§ Set problem: Read the lines below. Copy out any that hold the string "پروژه".
########################################
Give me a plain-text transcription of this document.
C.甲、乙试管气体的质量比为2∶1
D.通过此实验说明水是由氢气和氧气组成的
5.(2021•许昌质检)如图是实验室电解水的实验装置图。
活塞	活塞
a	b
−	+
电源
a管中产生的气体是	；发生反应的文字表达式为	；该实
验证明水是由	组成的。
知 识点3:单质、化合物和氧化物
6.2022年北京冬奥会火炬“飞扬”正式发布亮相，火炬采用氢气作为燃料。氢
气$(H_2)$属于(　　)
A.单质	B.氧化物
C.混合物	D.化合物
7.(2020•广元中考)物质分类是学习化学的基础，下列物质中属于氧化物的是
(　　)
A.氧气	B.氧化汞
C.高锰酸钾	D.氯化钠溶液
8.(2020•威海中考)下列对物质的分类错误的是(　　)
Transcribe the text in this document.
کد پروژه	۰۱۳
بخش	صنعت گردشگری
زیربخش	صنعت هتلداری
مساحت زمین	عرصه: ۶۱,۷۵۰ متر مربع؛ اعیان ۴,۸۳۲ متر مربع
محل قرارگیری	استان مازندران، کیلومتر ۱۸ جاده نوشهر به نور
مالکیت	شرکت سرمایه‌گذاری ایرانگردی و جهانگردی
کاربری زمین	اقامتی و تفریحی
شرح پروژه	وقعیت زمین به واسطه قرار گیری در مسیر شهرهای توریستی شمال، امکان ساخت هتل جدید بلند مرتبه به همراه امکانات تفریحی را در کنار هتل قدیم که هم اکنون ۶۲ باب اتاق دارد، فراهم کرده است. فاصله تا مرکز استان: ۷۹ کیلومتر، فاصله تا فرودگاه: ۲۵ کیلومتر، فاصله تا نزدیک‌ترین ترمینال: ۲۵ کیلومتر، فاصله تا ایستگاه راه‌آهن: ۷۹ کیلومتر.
########################################
§ Exercise solution:
کد پروژه	۰۱۳
شرح پروژه	وقعیت زمین به واسطه قرار گیری در مسیر شهرهای توریستی شمال، امکان ساخت هتل جدید بلند مرتبه به همراه امکانات تفریحی را در کنار هتل قدیم که هم اکنون ۶۲ باب اتاق دارد، فراهم کرده است. فاصله تا مرکز استان: ۷۹ کیلومتر، فاصله تا فرودگاه: ۲۵ کیلومتر، فاصله تا نزدیک‌ترین ترمینال: ۲۵ کیلومتر، فاصله تا ایستگاه راه‌آهن: ۷۹ کیلومتر.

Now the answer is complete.